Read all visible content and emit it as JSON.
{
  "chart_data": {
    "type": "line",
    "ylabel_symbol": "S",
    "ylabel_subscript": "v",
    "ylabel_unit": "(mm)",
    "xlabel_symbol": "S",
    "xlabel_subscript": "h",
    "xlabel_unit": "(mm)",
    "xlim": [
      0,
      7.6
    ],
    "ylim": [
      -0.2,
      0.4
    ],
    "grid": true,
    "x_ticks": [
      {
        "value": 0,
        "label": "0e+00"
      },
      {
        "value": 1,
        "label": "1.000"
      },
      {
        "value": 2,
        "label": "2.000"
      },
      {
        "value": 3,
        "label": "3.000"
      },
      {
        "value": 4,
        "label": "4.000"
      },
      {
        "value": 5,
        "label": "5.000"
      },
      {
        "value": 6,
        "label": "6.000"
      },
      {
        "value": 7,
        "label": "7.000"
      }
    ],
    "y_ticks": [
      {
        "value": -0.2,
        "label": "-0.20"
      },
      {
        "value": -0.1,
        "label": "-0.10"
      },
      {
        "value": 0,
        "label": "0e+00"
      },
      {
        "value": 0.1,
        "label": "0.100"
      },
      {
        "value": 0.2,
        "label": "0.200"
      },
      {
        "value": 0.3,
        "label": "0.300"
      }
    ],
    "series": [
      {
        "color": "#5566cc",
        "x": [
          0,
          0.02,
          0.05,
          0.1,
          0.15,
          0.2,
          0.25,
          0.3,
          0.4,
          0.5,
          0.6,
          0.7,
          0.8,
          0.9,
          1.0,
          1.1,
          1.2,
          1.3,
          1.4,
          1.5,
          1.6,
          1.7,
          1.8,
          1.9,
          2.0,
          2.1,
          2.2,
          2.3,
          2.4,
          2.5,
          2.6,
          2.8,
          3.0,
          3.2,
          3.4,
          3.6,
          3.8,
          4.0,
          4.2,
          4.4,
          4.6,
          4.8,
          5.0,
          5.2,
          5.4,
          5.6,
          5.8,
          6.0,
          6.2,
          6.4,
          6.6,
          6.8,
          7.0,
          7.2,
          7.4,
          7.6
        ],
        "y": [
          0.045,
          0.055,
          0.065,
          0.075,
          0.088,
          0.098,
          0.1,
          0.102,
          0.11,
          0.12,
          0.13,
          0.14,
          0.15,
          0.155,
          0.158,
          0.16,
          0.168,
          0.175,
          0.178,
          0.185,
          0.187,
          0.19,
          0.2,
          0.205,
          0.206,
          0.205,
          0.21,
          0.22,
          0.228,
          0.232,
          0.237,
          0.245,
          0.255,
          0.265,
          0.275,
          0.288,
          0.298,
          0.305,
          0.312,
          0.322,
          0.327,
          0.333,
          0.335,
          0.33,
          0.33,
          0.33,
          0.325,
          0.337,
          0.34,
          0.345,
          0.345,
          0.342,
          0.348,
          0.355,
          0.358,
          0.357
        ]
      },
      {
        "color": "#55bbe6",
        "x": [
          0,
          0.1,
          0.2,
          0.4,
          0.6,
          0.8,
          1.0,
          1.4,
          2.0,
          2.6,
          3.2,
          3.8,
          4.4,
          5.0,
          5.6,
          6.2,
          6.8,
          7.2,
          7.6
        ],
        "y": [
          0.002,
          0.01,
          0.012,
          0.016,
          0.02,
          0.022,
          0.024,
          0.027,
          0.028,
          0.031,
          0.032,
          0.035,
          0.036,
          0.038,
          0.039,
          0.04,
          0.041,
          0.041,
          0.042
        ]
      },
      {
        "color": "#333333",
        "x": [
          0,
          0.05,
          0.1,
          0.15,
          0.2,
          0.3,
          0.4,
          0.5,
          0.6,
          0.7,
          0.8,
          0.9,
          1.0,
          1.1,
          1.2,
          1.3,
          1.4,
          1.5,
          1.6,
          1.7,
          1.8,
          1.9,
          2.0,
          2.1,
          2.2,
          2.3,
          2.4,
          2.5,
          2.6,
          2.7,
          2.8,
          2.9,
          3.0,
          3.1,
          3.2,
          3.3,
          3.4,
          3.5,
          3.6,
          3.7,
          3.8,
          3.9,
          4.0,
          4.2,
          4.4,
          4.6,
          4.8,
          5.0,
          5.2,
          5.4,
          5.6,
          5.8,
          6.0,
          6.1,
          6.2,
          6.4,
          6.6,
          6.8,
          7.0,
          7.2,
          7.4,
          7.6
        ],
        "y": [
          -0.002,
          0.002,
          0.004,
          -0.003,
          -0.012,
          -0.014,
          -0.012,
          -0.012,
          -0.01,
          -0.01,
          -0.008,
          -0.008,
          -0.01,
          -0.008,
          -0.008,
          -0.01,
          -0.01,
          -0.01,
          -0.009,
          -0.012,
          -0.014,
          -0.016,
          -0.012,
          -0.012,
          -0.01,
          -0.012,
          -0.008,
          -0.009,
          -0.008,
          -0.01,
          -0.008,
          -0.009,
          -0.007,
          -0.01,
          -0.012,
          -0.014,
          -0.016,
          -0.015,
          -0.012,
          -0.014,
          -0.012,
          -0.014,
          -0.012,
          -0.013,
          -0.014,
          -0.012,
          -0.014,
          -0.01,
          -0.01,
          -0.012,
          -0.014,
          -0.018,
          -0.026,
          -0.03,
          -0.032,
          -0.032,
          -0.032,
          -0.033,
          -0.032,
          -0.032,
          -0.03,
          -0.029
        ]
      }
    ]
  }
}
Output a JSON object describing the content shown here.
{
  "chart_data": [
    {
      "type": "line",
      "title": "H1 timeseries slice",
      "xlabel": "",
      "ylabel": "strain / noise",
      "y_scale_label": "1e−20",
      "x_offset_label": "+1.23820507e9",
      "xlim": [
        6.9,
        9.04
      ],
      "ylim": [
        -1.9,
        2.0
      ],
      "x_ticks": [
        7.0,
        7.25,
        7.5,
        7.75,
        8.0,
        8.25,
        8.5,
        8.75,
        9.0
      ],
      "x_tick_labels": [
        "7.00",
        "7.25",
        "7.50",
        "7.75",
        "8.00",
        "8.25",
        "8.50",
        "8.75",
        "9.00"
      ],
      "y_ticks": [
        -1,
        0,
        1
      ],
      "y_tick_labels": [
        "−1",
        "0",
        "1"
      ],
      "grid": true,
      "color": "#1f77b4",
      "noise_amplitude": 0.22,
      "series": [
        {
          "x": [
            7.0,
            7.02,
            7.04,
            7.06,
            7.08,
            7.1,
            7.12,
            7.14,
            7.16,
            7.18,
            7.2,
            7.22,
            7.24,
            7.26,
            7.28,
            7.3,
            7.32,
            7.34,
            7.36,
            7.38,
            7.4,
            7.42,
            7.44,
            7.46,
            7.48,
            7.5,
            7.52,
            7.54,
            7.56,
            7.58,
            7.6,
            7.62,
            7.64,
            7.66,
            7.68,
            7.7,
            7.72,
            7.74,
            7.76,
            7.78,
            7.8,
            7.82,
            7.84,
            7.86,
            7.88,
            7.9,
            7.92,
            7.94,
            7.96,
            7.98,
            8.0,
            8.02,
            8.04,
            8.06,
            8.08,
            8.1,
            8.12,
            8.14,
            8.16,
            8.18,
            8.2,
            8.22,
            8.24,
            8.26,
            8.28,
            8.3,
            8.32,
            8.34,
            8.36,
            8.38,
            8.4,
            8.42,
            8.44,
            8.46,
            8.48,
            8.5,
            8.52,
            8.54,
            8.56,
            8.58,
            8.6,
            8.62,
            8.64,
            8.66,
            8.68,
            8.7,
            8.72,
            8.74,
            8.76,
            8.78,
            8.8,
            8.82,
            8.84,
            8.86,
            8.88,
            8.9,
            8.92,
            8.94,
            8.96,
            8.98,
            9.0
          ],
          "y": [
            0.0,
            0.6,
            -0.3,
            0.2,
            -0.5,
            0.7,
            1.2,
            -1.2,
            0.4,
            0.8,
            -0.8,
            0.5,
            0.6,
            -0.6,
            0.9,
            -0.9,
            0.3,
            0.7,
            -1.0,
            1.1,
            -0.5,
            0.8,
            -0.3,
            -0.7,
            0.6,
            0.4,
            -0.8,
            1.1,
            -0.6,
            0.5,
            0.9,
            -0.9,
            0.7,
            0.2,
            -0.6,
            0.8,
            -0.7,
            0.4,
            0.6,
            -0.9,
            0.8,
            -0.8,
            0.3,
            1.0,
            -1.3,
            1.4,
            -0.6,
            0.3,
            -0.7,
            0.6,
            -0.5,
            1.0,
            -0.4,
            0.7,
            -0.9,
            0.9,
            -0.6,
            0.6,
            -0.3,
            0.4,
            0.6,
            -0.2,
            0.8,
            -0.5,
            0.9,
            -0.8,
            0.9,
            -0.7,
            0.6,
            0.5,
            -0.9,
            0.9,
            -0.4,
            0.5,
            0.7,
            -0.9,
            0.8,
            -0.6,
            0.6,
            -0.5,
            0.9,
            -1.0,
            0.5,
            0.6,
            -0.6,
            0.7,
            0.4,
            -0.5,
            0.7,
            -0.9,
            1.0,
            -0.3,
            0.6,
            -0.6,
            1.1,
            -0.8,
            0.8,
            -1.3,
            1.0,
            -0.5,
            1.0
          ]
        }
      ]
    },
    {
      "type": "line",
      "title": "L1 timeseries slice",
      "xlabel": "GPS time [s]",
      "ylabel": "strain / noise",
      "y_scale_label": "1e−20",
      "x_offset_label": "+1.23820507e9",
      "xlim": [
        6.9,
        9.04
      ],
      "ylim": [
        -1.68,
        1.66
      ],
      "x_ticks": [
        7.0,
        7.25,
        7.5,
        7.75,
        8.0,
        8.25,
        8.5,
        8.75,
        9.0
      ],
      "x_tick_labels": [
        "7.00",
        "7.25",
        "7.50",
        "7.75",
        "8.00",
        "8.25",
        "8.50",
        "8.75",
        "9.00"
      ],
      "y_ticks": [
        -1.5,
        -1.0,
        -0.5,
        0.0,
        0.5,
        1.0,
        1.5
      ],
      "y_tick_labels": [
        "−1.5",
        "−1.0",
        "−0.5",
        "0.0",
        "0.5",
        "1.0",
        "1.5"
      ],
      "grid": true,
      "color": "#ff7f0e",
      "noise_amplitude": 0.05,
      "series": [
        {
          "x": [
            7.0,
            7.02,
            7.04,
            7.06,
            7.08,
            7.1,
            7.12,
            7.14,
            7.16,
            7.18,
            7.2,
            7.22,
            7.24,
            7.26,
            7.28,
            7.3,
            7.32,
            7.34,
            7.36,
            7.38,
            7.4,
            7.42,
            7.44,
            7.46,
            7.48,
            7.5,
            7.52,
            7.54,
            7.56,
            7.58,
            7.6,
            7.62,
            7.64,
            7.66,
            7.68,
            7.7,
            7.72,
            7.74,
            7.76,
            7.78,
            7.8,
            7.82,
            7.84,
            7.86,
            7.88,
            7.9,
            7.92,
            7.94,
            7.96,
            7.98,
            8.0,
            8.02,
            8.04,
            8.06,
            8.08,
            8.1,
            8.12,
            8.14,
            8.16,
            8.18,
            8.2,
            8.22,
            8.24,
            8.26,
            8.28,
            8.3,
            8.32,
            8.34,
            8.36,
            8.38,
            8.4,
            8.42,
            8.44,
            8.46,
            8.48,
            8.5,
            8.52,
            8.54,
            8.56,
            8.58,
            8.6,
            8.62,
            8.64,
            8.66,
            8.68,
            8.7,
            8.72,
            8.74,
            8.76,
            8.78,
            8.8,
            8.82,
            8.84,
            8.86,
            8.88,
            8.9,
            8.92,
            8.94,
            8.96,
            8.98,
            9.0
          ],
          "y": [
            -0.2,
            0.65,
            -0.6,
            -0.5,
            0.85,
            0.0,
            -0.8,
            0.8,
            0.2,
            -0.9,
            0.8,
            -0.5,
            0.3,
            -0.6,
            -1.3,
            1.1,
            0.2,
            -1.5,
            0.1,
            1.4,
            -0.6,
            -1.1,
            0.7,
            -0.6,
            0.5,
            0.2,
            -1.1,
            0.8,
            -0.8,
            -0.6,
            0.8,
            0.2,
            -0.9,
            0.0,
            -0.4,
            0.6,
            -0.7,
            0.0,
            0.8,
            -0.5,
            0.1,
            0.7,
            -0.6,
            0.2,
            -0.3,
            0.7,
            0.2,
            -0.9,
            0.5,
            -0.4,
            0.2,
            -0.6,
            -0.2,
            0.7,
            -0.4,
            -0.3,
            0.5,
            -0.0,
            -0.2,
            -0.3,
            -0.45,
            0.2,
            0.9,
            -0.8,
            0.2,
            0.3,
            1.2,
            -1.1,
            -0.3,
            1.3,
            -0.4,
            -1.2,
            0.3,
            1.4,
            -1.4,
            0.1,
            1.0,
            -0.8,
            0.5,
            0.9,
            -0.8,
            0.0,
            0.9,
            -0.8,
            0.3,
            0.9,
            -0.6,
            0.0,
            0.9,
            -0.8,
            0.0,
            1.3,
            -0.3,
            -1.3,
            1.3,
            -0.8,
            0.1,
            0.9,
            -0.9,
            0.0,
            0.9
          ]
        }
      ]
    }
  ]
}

Exercise instructions :: Search the data for the word "slice" and copy each line where it appears.

Expected answer ::
      "title": "H1 timeseries slice",
      "title": "L1 timeseries slice",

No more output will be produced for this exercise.